→ What you will do
1/ Summarize the tree-planting article below in two sentences.
2/ Carry on the tree-planting article below from the point where it stops.

→ Document segment
────
Environment & Weather
Yard and Garden: Planting a Tree PDF Print E-mail
News Releases - Environment & Weather
Written by Iowa State Univ Extension Office   
Monday, 02 May 2011 09:15
There are many reasons besides celebrating Arbor Day on April 29 to plant a tree -- trees conserve energy,
bring beauty to the yard, attract birds and help clean the air, to name just a few. Iowa State University Extension
garden experts have tips for planting trees and caring for newly planted trees. Gardeners with additional
questions can contact the experts by calling or emailing the ISU Extension horticulture hotline at 515-294-3108
or This e-mail address is being protected from spambots. You need JavaScript enabled to view it .

What is the proper way to plant a balled and burlapped tree?

When planting a balled and burlapped tree, dig a hole that is two to three times wider than the diameter of the
tree’s rootball. The depth of the hole should be two or three inches less than the height of the rootball. Slope the
sides of the hole so the top of the hole is several inches wider than the bottom.
────
→ Entries
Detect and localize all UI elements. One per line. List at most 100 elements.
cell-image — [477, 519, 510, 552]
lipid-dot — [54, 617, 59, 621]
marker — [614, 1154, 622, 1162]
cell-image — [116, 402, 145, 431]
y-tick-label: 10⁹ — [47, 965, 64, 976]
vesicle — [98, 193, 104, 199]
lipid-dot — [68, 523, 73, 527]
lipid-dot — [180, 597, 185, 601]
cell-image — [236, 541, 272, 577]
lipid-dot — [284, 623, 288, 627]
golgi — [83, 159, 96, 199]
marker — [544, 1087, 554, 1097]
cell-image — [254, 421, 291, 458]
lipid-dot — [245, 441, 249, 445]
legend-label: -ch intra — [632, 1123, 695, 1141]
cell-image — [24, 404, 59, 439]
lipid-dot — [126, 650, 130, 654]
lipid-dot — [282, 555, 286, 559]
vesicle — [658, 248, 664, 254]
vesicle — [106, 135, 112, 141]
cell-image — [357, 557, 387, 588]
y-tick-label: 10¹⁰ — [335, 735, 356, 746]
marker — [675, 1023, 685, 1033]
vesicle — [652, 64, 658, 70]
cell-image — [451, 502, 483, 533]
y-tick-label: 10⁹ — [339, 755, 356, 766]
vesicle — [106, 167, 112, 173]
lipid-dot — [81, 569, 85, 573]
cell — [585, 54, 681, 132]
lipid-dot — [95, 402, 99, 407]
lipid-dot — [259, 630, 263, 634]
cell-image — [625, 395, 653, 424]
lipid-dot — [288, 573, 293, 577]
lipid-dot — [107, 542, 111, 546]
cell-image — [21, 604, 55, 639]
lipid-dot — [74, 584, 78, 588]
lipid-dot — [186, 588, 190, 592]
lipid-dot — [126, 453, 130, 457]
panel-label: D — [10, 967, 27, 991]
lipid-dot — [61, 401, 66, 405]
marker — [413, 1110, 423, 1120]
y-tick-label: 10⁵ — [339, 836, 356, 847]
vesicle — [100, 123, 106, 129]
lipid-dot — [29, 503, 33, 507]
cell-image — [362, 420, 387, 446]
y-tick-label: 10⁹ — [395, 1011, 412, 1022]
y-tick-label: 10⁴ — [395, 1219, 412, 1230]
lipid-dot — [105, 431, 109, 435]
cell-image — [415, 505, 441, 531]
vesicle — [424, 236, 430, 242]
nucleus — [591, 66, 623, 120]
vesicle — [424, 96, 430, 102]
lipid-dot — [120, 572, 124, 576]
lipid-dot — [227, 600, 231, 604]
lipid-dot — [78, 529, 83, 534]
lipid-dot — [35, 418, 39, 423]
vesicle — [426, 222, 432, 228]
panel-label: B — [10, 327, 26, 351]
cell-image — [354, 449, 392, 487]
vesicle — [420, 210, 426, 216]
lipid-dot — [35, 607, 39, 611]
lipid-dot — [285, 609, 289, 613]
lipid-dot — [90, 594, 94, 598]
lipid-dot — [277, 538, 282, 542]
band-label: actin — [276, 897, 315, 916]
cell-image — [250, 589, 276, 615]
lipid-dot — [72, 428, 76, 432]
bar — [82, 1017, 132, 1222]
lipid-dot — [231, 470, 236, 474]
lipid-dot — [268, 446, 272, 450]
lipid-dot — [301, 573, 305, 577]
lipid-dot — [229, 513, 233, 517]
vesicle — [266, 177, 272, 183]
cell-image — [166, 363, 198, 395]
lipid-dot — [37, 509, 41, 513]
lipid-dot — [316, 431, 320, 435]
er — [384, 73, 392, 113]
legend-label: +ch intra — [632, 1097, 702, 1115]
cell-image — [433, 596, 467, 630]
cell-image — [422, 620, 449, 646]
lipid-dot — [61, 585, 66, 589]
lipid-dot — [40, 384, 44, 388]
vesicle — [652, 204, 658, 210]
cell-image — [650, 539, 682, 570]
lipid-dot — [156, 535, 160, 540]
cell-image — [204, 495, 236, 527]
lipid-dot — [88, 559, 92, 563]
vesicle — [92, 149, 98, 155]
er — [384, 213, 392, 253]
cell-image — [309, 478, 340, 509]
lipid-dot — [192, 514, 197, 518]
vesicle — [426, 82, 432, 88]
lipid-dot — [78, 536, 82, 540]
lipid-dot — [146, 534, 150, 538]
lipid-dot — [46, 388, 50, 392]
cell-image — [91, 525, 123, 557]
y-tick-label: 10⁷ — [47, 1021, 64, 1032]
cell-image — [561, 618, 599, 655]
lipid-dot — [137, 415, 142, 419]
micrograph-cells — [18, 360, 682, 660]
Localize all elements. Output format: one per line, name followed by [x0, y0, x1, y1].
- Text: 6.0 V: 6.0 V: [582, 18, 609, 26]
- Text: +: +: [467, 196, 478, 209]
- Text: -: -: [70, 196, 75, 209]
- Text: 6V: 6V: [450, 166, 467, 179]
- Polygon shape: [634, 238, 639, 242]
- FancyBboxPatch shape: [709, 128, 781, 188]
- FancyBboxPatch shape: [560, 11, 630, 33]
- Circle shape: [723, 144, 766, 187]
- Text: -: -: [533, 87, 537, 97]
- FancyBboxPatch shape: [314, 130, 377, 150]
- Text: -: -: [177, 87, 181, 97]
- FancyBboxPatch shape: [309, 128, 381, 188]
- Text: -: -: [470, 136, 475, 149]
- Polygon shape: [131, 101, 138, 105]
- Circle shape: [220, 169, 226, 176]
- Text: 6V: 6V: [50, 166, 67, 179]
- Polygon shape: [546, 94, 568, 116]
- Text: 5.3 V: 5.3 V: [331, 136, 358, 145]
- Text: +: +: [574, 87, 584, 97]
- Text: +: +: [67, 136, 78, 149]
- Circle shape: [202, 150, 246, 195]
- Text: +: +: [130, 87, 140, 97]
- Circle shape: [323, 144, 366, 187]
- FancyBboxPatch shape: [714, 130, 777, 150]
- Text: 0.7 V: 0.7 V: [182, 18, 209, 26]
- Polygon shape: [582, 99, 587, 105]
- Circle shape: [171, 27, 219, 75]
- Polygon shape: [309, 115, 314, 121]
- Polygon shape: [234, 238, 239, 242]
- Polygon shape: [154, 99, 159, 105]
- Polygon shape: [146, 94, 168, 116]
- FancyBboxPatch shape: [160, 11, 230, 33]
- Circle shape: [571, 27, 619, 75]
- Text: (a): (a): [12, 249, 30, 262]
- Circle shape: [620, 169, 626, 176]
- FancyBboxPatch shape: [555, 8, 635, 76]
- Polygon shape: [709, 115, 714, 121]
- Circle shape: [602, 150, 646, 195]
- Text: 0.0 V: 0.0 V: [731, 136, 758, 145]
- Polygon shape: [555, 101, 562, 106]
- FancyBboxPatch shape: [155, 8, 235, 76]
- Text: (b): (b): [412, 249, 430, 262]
────
→ Responses by task
1/ Iowa State University Extension garden experts note that trees conserve energy, bring beauty to the yard, attract birds and help clean the air, and they offer tips for planting trees and caring for newly planted ones, with a horticulture hotline for further questions. For a balled and burlapped tree, they advise digging a hole two to three times wider than the rootball's diameter and two or three inches shallower than its height, with sloped sides so the top is several inches wider than the bottom.

2/
Grasping the tree’s rootball, carefully lower the tree into the hole. The top of the rootball should be
approximately two or three inches above the surrounding soil line. Make sure the trunk is straight. Then begin
backfilling with the original soil. Do not add compost, peat or other organic materials to the soil. Gently firm
the backfill soil in the hole with your hands.

When the planting hole is one-half full, cut and remove all twine. Also, cut away and remove the burlap on the
top one-third to one-half of the rootball. If the rootball is in a wire basket, remove the top one-third to one-half
of the basket. Completely fill the remainder of the hole with soil. Place soil up to the top of the rootball and
gradually slope it down to the surrounding soil line. Thoroughly water the tree.

Poorly drained sites are difficult locations for many trees. When selecting trees for these sites, choose trees
that can tolerate poorly drained conditions. In poorly drained soils, the depth of the planting hole should be
approximately two-thirds of the height of the rootball. When placed in the hole, the top one-third of the rootball
should be above the surrounding soil. Fill the hole with soil. Place soil to the top of the rootball and gradually
slope it down to the surrounding soil line.

What is the proper way to plant a container-grown tree?

When planting a container-grown tree, dig a hole that is two to three times wider than the diameter of the
container. The depth of the hole should be two or three inches less than the height of the soil ball. Slope the
sides of the hole so the top is several inches wider than the bottom. In poorly drained soils, the depth of the hole
should be approximately two-thirds the height of the soil ball.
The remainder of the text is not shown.